[Start Task inputs]

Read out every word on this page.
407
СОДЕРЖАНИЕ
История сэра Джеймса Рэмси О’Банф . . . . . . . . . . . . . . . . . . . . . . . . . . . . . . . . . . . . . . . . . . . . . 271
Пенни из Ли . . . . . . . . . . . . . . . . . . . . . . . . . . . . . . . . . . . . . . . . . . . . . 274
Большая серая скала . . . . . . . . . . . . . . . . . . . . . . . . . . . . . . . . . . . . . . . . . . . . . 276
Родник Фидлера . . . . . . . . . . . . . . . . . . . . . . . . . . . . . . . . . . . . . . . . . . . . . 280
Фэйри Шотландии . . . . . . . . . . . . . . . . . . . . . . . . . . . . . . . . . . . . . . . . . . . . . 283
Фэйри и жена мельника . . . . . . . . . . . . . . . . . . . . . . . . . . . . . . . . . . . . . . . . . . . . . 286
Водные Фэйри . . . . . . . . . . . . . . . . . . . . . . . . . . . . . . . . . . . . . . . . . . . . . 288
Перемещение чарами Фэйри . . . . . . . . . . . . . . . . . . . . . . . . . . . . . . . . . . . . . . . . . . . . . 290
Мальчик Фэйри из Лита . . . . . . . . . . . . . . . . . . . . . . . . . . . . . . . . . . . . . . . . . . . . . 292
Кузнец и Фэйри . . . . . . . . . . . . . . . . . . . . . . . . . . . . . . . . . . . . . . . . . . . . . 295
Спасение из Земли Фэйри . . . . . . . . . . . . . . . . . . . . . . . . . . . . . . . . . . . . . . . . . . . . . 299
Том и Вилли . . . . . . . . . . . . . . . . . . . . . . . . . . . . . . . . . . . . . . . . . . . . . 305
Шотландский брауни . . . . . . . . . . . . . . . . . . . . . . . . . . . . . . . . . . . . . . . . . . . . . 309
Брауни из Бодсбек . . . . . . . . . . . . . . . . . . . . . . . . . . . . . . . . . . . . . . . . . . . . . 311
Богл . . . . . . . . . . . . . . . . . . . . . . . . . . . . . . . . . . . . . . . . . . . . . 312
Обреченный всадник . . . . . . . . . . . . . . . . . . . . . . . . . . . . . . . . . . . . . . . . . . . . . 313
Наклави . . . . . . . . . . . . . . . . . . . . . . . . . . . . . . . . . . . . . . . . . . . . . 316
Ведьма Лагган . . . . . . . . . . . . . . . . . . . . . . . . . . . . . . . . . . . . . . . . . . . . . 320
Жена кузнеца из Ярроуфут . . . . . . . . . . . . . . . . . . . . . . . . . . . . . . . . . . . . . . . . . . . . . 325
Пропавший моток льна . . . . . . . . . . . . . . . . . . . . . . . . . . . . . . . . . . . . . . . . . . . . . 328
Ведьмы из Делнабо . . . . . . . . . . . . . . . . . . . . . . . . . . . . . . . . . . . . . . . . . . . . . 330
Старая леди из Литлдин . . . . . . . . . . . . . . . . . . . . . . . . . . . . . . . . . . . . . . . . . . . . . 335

[End Task inputs]

• _Exercise_
Work out how many lines in the records above contain the word "Фэйри", and reply with that number alone.

• _Written response_
7